[Stored records]

** BEGIN **

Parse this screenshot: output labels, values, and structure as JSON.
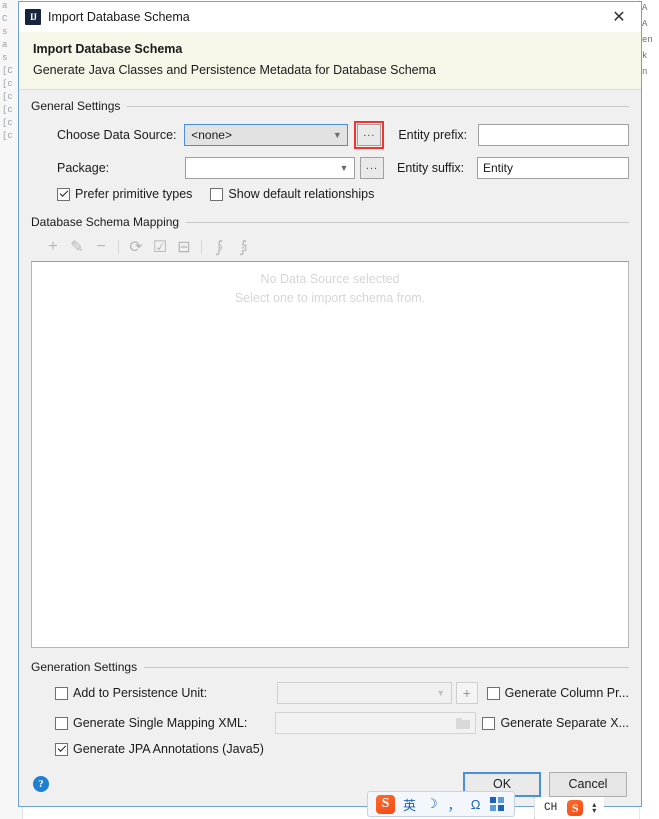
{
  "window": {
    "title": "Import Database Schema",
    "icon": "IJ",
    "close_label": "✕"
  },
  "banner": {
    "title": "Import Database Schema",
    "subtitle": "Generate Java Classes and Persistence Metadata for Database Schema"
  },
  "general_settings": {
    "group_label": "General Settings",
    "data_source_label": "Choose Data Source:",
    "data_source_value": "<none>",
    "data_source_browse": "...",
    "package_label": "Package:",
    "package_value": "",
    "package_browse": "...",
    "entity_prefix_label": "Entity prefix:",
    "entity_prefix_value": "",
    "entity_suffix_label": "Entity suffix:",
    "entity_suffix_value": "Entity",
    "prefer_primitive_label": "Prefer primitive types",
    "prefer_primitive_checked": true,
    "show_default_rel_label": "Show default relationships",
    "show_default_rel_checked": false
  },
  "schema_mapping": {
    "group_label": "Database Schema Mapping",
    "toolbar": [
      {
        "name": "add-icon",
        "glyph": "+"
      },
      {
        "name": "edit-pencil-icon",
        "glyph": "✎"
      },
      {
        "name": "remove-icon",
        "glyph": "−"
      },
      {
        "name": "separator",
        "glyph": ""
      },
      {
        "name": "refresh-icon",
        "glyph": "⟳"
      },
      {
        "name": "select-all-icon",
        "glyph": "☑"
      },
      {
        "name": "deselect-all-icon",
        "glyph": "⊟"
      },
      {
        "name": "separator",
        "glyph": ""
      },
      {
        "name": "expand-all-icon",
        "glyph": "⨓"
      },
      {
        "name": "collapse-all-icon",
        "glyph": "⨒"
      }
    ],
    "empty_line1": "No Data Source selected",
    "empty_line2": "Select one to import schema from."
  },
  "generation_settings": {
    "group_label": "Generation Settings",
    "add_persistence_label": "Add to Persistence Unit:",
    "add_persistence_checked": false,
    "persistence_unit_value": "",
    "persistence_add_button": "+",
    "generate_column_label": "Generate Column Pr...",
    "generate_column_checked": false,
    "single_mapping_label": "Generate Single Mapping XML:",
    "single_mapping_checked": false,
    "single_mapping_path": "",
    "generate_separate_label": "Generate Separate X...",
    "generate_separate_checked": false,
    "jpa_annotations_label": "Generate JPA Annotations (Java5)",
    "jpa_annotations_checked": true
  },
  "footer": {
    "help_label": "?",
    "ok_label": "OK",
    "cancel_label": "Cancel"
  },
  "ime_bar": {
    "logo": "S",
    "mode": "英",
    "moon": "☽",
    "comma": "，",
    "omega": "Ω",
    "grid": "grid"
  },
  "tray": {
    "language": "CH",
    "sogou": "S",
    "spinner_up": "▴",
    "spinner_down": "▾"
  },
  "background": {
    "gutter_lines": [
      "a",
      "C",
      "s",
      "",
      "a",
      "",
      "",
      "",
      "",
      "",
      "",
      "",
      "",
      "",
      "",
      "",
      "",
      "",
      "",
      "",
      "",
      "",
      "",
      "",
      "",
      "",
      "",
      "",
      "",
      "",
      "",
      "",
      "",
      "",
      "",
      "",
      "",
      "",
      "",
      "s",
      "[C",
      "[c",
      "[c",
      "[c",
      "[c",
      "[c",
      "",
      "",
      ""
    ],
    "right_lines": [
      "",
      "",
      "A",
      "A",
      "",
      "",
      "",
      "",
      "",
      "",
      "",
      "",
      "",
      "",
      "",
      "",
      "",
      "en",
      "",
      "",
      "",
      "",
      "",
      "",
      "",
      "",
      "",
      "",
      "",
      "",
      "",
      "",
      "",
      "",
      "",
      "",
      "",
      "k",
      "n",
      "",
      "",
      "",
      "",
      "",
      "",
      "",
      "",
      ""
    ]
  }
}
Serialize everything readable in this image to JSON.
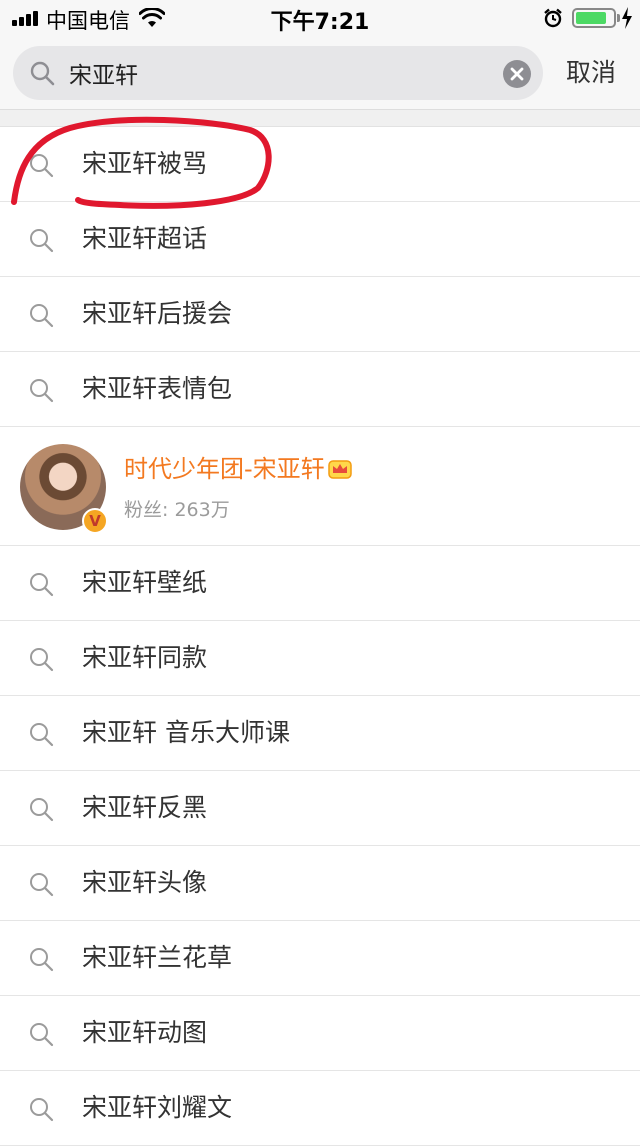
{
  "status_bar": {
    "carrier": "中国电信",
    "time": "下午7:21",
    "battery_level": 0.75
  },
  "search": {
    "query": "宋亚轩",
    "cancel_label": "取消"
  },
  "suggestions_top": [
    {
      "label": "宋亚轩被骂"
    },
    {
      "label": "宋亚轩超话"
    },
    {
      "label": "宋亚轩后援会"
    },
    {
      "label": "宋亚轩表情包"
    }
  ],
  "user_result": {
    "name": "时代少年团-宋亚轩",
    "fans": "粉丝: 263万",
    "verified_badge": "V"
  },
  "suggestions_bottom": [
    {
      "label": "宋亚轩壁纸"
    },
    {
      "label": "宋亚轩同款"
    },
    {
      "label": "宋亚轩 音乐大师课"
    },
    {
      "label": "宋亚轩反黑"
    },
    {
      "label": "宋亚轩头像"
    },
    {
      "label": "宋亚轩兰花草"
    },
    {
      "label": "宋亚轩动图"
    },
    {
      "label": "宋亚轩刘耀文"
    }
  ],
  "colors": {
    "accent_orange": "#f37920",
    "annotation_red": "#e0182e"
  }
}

** END **

What to work on: Tally the lines of the material above that contain the word "this" and report the total alone.

The completed task: 2